## begin

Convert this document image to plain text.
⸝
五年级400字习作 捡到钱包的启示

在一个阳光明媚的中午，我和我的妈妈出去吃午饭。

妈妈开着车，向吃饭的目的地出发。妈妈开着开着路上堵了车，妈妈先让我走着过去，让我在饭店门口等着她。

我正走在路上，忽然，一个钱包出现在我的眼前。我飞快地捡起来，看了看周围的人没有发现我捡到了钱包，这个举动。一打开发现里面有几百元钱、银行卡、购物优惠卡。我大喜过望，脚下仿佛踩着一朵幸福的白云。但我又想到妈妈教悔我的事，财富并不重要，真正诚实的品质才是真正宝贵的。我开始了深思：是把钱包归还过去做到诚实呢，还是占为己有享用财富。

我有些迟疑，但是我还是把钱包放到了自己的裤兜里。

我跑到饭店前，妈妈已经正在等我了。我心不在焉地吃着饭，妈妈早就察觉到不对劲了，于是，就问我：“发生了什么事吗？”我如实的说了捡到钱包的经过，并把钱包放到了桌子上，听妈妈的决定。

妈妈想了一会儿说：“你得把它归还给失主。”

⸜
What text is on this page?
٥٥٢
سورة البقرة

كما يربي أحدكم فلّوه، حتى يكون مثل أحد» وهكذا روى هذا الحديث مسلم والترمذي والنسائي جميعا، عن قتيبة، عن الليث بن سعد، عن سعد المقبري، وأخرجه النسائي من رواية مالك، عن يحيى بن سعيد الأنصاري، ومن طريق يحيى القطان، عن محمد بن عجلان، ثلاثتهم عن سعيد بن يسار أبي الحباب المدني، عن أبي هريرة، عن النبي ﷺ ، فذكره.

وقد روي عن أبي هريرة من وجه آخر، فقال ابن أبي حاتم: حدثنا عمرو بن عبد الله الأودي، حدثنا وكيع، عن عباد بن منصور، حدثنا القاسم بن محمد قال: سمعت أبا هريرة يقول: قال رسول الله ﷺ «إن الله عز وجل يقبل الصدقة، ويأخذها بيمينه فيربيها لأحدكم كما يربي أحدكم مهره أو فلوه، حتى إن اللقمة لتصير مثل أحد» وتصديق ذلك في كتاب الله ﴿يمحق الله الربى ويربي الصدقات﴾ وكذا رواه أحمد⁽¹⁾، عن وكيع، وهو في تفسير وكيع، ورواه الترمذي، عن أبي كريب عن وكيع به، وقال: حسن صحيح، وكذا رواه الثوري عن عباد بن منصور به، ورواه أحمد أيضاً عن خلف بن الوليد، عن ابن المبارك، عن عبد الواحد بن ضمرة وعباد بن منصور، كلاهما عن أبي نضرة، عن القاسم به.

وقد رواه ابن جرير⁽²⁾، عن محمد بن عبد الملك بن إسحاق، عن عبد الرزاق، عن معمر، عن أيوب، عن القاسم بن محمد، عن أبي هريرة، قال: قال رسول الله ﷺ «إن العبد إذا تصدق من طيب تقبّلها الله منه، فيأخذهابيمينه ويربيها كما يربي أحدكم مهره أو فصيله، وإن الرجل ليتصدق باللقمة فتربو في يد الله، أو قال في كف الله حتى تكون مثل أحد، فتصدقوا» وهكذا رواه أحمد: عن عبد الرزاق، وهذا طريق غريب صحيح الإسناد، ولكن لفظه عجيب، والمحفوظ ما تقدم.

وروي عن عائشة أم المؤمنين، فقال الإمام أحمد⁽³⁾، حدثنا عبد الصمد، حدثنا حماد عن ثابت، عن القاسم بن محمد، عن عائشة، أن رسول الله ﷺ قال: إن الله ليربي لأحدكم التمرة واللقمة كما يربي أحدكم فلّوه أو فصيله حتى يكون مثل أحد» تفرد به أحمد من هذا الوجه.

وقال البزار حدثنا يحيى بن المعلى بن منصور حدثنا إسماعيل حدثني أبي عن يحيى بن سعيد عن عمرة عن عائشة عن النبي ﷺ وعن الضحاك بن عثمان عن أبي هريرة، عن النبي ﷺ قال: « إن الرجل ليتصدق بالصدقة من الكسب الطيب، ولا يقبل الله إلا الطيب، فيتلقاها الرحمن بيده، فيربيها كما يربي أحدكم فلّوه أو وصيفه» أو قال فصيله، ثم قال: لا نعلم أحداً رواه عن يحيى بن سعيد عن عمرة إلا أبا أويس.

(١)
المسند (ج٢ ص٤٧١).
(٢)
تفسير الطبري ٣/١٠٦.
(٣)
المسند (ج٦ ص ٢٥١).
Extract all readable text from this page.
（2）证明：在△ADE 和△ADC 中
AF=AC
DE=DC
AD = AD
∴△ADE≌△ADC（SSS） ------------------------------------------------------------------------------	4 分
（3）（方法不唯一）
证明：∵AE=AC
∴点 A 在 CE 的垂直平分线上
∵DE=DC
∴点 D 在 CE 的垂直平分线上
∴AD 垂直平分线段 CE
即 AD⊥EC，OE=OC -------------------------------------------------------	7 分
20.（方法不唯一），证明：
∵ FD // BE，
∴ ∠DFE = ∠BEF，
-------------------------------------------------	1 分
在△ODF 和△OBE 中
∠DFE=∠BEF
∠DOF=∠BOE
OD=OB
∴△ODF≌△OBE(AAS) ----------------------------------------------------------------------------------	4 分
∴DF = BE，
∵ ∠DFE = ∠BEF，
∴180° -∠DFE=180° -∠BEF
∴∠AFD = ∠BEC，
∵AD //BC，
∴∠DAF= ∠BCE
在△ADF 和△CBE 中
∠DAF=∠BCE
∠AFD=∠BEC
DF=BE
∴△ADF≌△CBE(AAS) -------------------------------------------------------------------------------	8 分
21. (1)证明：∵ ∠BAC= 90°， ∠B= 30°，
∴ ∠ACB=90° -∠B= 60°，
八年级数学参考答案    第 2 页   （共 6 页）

## end

▶ _Exercise prompt_: Quote only the lines from the one containing "Extract all readable text from this page." through the final line of the records, with both ends included.

▶ _The result_:
Extract all readable text from this page.
（2）证明：在△ADE 和△ADC 中
AF=AC
DE=DC
AD = AD
∴△ADE≌△ADC（SSS） ------------------------------------------------------------------------------	4 分
（3）（方法不唯一）
证明：∵AE=AC
∴点 A 在 CE 的垂直平分线上
∵DE=DC
∴点 D 在 CE 的垂直平分线上
∴AD 垂直平分线段 CE
即 AD⊥EC，OE=OC -------------------------------------------------------	7 分
20.（方法不唯一），证明：
∵ FD // BE，
∴ ∠DFE = ∠BEF，
-------------------------------------------------	1 分
在△ODF 和△OBE 中
∠DFE=∠BEF
∠DOF=∠BOE
OD=OB
∴△ODF≌△OBE(AAS) ----------------------------------------------------------------------------------	4 分
∴DF = BE，
∵ ∠DFE = ∠BEF，
∴180° -∠DFE=180° -∠BEF
∴∠AFD = ∠BEC，
∵AD //BC，
∴∠DAF= ∠BCE
在△ADF 和△CBE 中
∠DAF=∠BCE
∠AFD=∠BEC
DF=BE
∴△ADF≌△CBE(AAS) -------------------------------------------------------------------------------	8 分
21. (1)证明：∵ ∠BAC= 90°， ∠B= 30°，
∴ ∠ACB=90° -∠B= 60°，
八年级数学参考答案    第 2 页   （共 6 页）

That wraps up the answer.